§ **Directions**
Sort through the data and copy the lines holding the word "zurückgelegter".
------------------------------------------------
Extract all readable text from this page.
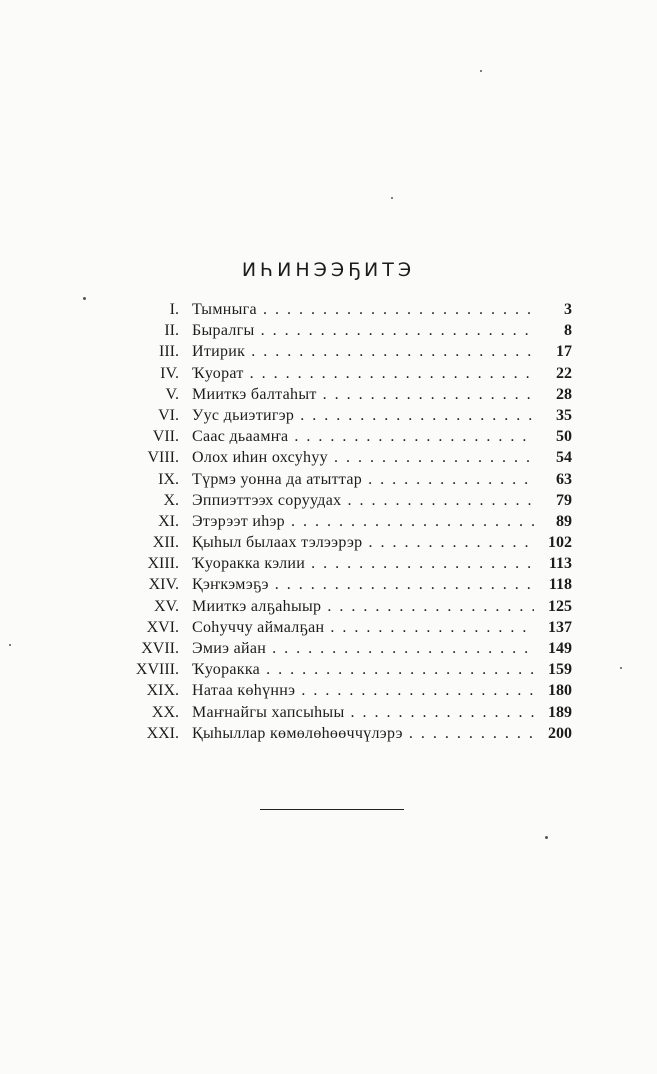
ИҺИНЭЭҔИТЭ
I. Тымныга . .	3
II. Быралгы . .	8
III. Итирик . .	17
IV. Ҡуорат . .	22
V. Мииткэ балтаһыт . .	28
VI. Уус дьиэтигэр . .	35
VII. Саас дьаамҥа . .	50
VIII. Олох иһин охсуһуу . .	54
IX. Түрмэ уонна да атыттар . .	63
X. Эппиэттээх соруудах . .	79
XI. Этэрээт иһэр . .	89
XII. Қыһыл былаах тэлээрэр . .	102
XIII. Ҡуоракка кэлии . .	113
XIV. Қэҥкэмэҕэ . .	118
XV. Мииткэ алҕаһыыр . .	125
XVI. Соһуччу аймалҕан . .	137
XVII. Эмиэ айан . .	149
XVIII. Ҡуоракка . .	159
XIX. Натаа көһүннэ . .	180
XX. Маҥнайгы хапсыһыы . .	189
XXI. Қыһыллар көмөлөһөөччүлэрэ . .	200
------------------------------------------------
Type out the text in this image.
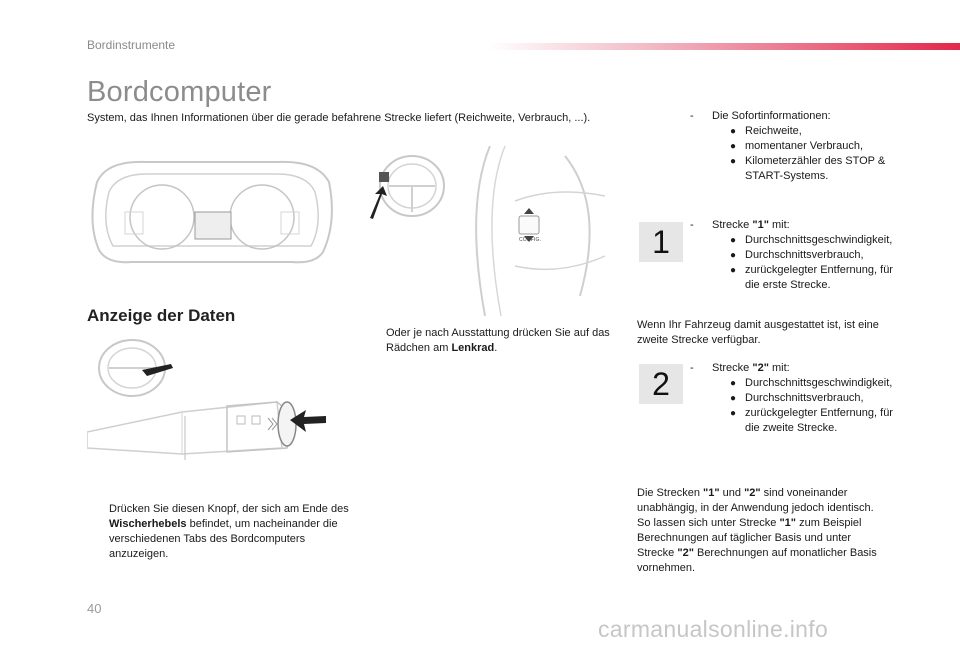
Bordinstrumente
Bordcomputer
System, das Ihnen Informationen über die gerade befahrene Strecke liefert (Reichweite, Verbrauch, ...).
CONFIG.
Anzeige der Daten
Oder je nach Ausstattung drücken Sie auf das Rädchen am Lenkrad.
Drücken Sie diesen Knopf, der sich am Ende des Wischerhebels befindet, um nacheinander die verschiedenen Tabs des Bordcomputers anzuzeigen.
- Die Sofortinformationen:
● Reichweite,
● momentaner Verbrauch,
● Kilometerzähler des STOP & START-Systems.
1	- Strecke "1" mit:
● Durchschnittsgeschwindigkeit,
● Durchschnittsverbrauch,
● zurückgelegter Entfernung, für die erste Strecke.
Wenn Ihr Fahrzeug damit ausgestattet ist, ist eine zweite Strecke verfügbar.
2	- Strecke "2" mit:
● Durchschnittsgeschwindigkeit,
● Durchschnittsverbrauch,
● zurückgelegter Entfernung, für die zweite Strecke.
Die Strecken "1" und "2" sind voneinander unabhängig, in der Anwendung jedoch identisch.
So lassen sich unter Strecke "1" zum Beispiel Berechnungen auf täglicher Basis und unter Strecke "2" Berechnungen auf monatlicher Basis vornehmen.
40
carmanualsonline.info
------------------------------------------------
§ **Task answer**
● zurückgelegter Entfernung, für die erste Strecke.
● zurückgelegter Entfernung, für die zweite Strecke.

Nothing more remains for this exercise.